[Part of a data file]
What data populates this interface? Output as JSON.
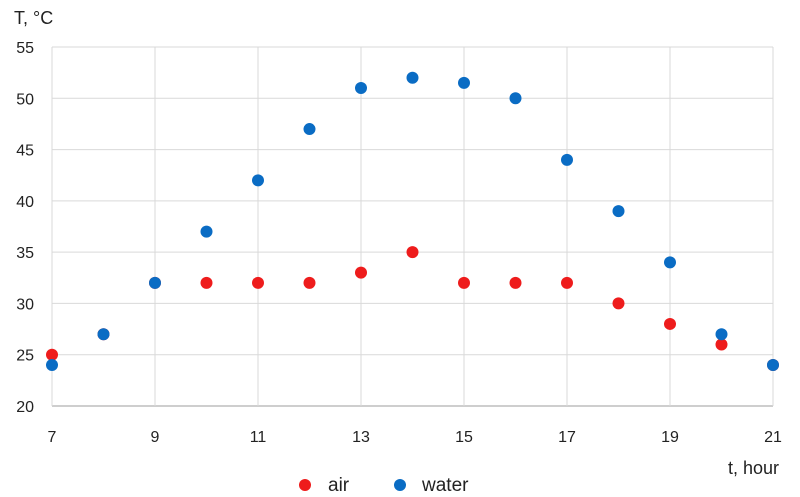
{
  "chart_data": {
    "type": "scatter",
    "ylabel": "T, °C",
    "xlabel": "t, hour",
    "xlim": [
      7,
      21
    ],
    "ylim": [
      20,
      55
    ],
    "x_ticks": [
      7,
      9,
      11,
      13,
      15,
      17,
      19,
      21
    ],
    "y_ticks": [
      20,
      25,
      30,
      35,
      40,
      45,
      50,
      55
    ],
    "grid": true,
    "legend_position": "bottom",
    "series": [
      {
        "name": "air",
        "color": "#ee1c1c",
        "points": [
          [
            7,
            25
          ],
          [
            8,
            27
          ],
          [
            9,
            32
          ],
          [
            10,
            32
          ],
          [
            11,
            32
          ],
          [
            12,
            32
          ],
          [
            13,
            33
          ],
          [
            14,
            35
          ],
          [
            15,
            32
          ],
          [
            16,
            32
          ],
          [
            17,
            32
          ],
          [
            18,
            30
          ],
          [
            19,
            28
          ],
          [
            20,
            26
          ],
          [
            21,
            24
          ]
        ]
      },
      {
        "name": "water",
        "color": "#0a6cc4",
        "points": [
          [
            7,
            24
          ],
          [
            8,
            27
          ],
          [
            9,
            32
          ],
          [
            10,
            37
          ],
          [
            11,
            42
          ],
          [
            12,
            47
          ],
          [
            13,
            51
          ],
          [
            14,
            52
          ],
          [
            15,
            51.5
          ],
          [
            16,
            50
          ],
          [
            17,
            44
          ],
          [
            18,
            39
          ],
          [
            19,
            34
          ],
          [
            20,
            27
          ],
          [
            21,
            24
          ]
        ]
      }
    ]
  }
}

→ Work to complete
Reproduce each entry precisely, dropping only the pictures.

→ Full output
What data populates this interface? Output as JSON.
{
  "chart_data": {
    "type": "scatter",
    "ylabel": "T, °C",
    "xlabel": "t, hour",
    "xlim": [
      7,
      21
    ],
    "ylim": [
      20,
      55
    ],
    "x_ticks": [
      7,
      9,
      11,
      13,
      15,
      17,
      19,
      21
    ],
    "y_ticks": [
      20,
      25,
      30,
      35,
      40,
      45,
      50,
      55
    ],
    "grid": true,
    "legend_position": "bottom",
    "series": [
      {
        "name": "air",
        "color": "#ee1c1c",
        "points": [
          [
            7,
            25
          ],
          [
            8,
            27
          ],
          [
            9,
            32
          ],
          [
            10,
            32
          ],
          [
            11,
            32
          ],
          [
            12,
            32
          ],
          [
            13,
            33
          ],
          [
            14,
            35
          ],
          [
            15,
            32
          ],
          [
            16,
            32
          ],
          [
            17,
            32
          ],
          [
            18,
            30
          ],
          [
            19,
            28
          ],
          [
            20,
            26
          ],
          [
            21,
            24
          ]
        ]
      },
      {
        "name": "water",
        "color": "#0a6cc4",
        "points": [
          [
            7,
            24
          ],
          [
            8,
            27
          ],
          [
            9,
            32
          ],
          [
            10,
            37
          ],
          [
            11,
            42
          ],
          [
            12,
            47
          ],
          [
            13,
            51
          ],
          [
            14,
            52
          ],
          [
            15,
            51.5
          ],
          [
            16,
            50
          ],
          [
            17,
            44
          ],
          [
            18,
            39
          ],
          [
            19,
            34
          ],
          [
            20,
            27
          ],
          [
            21,
            24
          ]
        ]
      }
    ]
  }
}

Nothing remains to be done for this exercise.